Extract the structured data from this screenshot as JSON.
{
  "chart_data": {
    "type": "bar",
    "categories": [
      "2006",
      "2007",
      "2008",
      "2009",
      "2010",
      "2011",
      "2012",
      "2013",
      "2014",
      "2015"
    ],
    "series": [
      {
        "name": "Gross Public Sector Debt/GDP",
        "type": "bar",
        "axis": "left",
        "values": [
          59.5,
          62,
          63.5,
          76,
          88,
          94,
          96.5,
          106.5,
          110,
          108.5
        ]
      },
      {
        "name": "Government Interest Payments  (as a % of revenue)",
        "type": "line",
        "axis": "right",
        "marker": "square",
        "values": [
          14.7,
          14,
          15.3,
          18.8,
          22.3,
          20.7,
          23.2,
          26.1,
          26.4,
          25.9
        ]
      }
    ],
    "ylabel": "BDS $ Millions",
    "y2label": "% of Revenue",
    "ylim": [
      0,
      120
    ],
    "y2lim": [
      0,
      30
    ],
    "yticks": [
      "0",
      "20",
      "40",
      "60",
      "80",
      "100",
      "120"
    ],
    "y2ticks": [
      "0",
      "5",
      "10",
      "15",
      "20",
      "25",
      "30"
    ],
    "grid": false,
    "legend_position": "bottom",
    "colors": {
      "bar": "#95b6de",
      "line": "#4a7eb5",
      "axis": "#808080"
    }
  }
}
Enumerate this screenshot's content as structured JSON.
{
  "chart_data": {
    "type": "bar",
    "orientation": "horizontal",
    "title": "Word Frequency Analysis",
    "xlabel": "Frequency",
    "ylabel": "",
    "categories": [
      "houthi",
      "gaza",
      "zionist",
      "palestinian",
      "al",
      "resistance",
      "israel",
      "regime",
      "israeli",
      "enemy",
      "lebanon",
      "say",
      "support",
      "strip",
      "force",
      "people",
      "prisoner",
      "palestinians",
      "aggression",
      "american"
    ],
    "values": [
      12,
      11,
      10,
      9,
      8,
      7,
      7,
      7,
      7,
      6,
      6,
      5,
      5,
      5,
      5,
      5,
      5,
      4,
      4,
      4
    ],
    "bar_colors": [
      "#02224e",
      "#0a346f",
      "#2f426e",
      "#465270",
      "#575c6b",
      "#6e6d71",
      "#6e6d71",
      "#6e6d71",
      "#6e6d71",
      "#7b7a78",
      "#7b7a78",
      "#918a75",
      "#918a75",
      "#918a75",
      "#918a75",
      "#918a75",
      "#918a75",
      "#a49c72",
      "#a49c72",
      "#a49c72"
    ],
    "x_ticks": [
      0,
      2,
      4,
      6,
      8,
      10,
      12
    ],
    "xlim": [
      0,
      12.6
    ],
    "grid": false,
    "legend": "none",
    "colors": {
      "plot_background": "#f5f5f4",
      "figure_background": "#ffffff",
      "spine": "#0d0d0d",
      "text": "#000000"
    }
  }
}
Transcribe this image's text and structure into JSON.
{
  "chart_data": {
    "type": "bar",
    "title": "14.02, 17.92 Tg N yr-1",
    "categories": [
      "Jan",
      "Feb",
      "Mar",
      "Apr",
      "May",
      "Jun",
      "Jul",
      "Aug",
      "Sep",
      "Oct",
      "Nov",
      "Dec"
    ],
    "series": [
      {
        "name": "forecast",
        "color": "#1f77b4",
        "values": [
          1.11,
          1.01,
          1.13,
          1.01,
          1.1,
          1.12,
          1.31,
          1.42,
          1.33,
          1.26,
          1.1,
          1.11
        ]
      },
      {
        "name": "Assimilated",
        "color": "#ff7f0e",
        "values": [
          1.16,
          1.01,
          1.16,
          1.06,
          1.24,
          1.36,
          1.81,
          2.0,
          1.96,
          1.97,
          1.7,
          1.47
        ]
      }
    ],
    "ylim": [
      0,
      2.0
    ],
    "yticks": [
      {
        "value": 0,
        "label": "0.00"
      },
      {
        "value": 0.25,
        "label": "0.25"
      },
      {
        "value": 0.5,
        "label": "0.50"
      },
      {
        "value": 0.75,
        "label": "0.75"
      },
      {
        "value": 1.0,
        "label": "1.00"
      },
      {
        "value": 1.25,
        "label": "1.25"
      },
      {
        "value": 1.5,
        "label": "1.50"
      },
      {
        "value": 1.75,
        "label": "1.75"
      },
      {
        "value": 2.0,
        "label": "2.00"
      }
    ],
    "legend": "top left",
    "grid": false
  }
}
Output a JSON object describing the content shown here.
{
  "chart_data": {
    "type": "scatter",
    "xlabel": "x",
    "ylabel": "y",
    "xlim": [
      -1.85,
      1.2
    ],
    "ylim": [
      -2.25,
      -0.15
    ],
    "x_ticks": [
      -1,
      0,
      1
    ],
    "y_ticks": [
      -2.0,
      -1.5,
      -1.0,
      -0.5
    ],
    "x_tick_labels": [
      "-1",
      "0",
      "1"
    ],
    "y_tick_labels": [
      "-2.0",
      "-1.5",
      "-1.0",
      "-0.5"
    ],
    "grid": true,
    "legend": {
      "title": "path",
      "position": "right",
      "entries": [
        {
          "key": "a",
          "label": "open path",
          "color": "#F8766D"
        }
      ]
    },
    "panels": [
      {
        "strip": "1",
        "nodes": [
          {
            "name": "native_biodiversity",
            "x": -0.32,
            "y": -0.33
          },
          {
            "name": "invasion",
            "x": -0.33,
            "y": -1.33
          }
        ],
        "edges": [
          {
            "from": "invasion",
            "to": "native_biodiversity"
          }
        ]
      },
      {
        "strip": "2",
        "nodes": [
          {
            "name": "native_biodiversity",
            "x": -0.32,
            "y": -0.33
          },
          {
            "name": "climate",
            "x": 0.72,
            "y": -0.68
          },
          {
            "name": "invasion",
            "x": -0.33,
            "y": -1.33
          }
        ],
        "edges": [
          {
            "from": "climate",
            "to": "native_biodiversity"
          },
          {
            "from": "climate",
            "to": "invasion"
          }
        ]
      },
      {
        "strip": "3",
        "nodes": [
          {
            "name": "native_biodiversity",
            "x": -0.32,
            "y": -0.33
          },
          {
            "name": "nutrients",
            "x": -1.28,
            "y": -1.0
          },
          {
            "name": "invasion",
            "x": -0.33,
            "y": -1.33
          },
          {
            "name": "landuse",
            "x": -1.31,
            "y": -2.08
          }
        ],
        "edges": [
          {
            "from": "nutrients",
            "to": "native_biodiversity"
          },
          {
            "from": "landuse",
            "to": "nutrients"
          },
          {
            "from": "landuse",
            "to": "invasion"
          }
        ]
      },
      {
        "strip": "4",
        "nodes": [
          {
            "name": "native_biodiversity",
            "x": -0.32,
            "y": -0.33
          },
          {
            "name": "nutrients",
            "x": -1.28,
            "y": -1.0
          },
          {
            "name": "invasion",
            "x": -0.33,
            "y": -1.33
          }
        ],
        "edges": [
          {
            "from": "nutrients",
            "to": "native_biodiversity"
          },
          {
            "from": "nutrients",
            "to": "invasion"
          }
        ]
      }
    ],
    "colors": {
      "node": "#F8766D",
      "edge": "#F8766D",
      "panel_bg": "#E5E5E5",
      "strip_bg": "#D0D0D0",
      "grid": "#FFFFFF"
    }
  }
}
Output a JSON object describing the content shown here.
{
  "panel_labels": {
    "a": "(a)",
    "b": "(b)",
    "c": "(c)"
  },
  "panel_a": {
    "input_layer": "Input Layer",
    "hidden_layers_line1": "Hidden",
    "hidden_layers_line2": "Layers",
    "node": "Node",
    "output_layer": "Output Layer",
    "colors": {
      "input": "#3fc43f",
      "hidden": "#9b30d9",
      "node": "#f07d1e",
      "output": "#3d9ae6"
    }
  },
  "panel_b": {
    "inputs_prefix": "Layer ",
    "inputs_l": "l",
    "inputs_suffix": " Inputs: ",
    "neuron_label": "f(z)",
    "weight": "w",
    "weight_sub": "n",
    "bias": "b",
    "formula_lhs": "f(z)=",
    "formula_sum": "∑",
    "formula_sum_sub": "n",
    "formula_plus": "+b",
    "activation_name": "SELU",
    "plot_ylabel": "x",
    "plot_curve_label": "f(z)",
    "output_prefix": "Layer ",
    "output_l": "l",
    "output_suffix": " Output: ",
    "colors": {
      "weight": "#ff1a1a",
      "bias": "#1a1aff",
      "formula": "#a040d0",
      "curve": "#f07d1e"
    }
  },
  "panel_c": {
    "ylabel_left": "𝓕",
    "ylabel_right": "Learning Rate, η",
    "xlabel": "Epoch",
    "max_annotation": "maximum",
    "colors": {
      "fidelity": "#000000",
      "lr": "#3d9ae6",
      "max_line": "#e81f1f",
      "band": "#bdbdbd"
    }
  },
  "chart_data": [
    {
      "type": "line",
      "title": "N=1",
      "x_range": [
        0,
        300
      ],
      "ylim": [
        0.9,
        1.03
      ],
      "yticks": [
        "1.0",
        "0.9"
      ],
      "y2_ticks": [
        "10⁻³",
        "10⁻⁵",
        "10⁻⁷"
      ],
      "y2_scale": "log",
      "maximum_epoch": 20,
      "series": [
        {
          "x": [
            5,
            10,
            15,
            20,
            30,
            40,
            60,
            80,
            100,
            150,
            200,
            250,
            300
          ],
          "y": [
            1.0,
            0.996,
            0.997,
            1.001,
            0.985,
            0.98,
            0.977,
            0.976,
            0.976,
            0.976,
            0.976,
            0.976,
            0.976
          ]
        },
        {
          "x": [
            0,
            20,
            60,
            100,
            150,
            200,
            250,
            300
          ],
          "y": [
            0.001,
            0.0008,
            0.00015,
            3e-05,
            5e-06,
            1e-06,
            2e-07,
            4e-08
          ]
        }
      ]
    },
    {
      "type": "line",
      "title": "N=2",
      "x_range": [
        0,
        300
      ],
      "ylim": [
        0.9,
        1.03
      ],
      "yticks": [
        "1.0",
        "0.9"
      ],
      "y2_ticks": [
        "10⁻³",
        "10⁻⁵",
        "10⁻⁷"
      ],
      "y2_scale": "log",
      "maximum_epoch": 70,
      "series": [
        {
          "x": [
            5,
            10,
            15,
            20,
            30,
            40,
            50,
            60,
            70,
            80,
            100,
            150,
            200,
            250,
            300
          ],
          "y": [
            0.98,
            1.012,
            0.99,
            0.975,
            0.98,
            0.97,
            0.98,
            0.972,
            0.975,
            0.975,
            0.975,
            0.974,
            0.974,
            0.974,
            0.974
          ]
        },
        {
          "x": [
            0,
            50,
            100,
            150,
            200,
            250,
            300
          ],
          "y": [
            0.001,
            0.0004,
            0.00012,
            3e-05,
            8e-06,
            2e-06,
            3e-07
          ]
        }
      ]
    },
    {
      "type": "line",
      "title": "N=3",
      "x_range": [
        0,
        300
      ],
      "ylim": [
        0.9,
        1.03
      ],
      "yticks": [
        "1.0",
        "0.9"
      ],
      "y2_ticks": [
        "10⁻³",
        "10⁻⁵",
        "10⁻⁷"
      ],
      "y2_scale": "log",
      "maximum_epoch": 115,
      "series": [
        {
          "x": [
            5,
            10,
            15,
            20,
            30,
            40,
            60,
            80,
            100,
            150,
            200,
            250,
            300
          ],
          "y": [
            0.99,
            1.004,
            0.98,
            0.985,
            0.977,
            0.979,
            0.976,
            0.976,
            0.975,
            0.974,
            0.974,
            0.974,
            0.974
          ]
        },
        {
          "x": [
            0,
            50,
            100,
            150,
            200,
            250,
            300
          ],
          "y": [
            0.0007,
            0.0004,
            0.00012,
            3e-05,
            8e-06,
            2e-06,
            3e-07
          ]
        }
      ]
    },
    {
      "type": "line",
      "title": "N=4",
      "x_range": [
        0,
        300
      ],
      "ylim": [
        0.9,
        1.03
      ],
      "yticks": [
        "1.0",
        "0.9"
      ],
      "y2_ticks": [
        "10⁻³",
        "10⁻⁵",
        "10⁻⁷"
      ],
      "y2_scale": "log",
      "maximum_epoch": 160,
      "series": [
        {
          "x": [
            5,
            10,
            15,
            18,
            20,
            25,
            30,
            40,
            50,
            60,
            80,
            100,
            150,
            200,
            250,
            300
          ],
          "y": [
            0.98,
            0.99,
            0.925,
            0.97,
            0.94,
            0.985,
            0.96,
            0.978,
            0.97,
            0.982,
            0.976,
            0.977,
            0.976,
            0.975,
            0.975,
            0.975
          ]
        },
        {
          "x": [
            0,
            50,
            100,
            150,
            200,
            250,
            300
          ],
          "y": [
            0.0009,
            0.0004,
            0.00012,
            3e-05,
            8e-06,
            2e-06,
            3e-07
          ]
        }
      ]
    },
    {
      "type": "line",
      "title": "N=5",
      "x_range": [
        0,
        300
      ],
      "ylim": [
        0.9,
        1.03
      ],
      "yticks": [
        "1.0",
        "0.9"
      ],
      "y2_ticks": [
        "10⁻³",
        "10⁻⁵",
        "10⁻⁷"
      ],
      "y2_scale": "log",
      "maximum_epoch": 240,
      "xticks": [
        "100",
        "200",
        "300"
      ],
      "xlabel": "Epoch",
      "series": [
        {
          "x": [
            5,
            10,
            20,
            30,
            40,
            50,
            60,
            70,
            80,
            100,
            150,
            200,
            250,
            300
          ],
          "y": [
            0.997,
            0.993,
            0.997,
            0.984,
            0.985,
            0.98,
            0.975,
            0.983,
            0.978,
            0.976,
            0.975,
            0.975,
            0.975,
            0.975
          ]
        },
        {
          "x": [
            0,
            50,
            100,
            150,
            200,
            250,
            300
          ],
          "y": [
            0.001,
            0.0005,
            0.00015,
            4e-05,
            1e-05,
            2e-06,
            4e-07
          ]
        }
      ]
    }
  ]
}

DIRECTION: Return the lines of the records that include the string "structured".

FINAL RESULT:
Extract the structured data from this screenshot as JSON.
Enumerate this screenshot's content as structured JSON.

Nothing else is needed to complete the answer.